---- GIVEN INFORMATION

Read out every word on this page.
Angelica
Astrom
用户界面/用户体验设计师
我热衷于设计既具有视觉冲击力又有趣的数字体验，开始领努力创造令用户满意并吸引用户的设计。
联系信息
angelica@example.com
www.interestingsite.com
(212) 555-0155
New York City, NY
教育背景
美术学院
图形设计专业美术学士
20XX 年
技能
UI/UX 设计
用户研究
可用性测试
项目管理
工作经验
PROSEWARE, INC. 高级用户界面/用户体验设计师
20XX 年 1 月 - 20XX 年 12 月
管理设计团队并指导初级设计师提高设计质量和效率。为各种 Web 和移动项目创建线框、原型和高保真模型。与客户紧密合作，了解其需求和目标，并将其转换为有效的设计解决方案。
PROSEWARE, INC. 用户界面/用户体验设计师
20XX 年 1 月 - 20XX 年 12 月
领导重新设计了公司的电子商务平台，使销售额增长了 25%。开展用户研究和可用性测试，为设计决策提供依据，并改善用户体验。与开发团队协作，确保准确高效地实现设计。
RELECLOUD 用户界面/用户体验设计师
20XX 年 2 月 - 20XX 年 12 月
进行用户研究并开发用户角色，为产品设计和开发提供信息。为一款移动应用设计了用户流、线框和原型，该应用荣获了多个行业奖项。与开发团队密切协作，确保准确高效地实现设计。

--------

_EXERCISE_
Please repeat the material above, word for word and in full.

_OUTPUT_
Read out every word on this page.
Angelica
Astrom
用户界面/用户体验设计师
我热衷于设计既具有视觉冲击力又有趣的数字体验，开始领努力创造令用户满意并吸引用户的设计。
联系信息
angelica@example.com
www.interestingsite.com
(212) 555-0155
New York City, NY
教育背景
美术学院
图形设计专业美术学士
20XX 年
技能
UI/UX 设计
用户研究
可用性测试
项目管理
工作经验
PROSEWARE, INC. 高级用户界面/用户体验设计师
20XX 年 1 月 - 20XX 年 12 月
管理设计团队并指导初级设计师提高设计质量和效率。为各种 Web 和移动项目创建线框、原型和高保真模型。与客户紧密合作，了解其需求和目标，并将其转换为有效的设计解决方案。
PROSEWARE, INC. 用户界面/用户体验设计师
20XX 年 1 月 - 20XX 年 12 月
领导重新设计了公司的电子商务平台，使销售额增长了 25%。开展用户研究和可用性测试，为设计决策提供依据，并改善用户体验。与开发团队协作，确保准确高效地实现设计。
RELECLOUD 用户界面/用户体验设计师
20XX 年 2 月 - 20XX 年 12 月
进行用户研究并开发用户角色，为产品设计和开发提供信息。为一款移动应用设计了用户流、线框和原型，该应用荣获了多个行业奖项。与开发团队密切协作，确保准确高效地实现设计。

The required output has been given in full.